» **WORK INSTRUCTIONS**: In the Rachel Tatman profile below, at which university is Rachel Tatman working on a Ph.D.? Please name the university.

*** Opening of EXCERPT PROVIDED ***

HometownRachel Tatman

I don't really have a hometown—my father is in the Army, and as a result I've lived everywhere from Seattle to Hong Kong. I graduated from Fluvanna County High School in rural Fluvanna County, Virginia where my family owns and lives on a small organic farm.

Why W&M?

William and Mary really appealed to me because of the attitude the professors here have towards their students; teaching undergraduates is a pleasure for them, not a burden. That translates into a great academic experience, both in the classroom and beyond it. The atmosphere here is also exceptional. Students are here because they want to learn. William and Mary nurtures self-discipline and hard work, but in a refreshingly non-competitive way. I've had the support and encouragement to really throw myself into research here, and that's something that I feel I was very lucky to receive as an undergrad.

Majors

Linguistics and English. Within the field of linguistics, my studies and research focused on the sounds of language. I'm particularly interested in laboratory phonology (and phonetics), the phonetics/phonology interface and production and perception of natural variation in speech sounds.

Extracurriculars at W&M
  • National Novel Writing Month Club Co-Founder and President
  • Esperanto Club Founding Member
  • Science Fiction and Fantasy Club (Skiffy) Treasurer and Book Discussion Coordinator
  • Williamsburg RealFood Community Cooperative 
  • Fencing Team Minister of Finance and Minister of IT
  • Avid knitter, spinner, crocheter, weaver
Research at W&M
  • Perception of Non-Phonological Stop-to-Flap Reduction in English: Marker or By Product of Conversational Speech? Honors thesis in linguistics. (Ongoing)
  • Assisted in Dr.'s Jack Martin and Matthew Gordon with a phonetic study of the Koasati language, recorded native speaker for audio dictionary (Summer 2011)
  • Eliciting Reduced and Shortened Stops: A Comparison of Laboratory Techniques, Ottawa's Conference for Linguistic Undergraduates (December 2010)
  • The Evolution of the Singular Child Protagonist in Children's Fantasy Series, Colonial Academic Alliance Undergraduate Research Conference (May 2010)
Where Am I Now?

I'm in graduate school working on a funded Ph.D. in linguistics at University of Washington in Seattle. I love being a Teaching Assistant. Check out my blog on linguistics. I'm in the middle of wrestling with code for an experiment right now. This year I'm going to be doing a combination of teaching and research. The research is on a grant that looks at how the distortion hearing aids introduce into the speech signal affects intelligibility. I'm enjoying the work and learning far more about statistical computing than I ever suspected I would.

*** Close of EXCERPT PROVIDED ***
*** Opening of PROVIDED RECORDS ***

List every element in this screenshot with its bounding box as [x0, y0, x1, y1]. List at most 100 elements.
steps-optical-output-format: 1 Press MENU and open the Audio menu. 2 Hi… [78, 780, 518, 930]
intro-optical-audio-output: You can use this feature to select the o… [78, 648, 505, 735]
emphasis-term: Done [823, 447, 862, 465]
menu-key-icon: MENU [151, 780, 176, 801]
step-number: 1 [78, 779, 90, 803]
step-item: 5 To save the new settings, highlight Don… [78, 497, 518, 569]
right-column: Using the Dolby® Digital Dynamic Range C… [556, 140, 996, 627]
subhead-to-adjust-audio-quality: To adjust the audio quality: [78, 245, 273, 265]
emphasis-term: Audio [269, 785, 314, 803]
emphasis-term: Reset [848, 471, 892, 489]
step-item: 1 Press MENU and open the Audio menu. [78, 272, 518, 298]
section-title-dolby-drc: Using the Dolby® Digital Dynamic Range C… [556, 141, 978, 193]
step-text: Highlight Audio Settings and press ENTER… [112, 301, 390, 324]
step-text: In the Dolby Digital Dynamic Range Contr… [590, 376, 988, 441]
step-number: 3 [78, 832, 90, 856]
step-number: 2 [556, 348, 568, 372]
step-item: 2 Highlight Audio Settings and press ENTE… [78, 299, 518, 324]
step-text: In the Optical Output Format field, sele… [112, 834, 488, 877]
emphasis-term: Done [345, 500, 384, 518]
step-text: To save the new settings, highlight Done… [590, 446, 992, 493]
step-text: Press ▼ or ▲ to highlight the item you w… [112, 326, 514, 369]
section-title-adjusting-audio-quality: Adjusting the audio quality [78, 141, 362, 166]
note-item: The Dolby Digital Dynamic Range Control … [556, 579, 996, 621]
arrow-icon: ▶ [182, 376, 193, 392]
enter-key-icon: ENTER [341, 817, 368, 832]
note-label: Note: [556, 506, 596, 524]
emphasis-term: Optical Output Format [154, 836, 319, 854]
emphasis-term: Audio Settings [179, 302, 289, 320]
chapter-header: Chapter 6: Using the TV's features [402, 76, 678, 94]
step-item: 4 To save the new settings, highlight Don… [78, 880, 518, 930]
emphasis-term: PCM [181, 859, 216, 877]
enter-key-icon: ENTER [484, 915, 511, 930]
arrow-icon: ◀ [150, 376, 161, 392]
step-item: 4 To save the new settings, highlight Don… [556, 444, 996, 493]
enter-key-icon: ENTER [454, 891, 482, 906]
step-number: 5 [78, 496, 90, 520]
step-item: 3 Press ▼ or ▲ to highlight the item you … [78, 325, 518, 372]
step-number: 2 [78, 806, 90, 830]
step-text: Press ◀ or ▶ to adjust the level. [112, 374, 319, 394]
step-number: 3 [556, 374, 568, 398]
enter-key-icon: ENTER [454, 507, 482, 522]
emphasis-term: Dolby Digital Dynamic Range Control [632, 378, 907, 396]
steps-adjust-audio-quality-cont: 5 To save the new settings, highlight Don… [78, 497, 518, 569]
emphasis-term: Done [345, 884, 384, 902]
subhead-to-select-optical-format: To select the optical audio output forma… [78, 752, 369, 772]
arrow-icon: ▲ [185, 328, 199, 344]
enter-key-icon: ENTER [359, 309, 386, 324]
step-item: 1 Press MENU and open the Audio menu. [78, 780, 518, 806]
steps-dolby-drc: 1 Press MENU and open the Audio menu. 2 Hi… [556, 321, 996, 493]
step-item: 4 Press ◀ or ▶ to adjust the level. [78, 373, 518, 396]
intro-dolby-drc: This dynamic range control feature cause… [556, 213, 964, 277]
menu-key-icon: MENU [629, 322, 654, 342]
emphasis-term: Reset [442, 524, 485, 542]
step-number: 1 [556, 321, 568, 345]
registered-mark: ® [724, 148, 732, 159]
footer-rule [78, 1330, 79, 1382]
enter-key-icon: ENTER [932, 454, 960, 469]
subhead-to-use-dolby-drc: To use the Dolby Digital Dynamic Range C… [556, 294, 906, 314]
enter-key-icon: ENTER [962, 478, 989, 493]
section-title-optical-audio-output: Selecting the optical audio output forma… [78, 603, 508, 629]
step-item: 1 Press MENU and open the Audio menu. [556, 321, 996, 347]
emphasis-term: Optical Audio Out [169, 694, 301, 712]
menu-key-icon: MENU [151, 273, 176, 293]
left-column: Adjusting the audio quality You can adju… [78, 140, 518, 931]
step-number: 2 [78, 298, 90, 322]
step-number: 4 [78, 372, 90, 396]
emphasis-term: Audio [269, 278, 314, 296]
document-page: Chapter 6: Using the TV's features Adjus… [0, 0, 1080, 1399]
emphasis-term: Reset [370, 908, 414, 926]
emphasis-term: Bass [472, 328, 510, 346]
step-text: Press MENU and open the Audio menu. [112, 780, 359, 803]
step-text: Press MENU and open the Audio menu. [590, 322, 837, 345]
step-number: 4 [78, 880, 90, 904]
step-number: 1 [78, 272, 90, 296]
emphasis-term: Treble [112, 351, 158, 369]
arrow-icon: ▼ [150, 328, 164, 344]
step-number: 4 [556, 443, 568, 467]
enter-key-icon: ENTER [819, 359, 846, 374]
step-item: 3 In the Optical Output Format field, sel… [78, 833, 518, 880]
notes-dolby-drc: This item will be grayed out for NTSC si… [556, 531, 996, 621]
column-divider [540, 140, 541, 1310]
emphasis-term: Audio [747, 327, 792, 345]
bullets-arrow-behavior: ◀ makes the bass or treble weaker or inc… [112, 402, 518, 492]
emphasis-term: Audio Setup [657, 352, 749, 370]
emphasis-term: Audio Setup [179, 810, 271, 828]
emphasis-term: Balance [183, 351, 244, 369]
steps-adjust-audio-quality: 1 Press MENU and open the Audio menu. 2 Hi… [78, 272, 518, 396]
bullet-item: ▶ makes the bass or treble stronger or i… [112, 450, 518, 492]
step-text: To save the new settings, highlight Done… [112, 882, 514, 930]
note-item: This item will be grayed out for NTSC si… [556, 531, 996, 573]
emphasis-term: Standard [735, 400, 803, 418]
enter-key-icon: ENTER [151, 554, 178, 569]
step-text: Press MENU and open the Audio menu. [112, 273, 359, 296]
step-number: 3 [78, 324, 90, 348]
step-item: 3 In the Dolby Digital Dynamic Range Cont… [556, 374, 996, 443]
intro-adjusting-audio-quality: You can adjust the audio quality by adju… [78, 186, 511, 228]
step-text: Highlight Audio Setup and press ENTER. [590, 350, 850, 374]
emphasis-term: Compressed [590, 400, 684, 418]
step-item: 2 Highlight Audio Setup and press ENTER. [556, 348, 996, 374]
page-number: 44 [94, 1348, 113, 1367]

*** Close of PROVIDED RECORDS ***

» **TASK OUTPUT**: University of Washington in Seattle.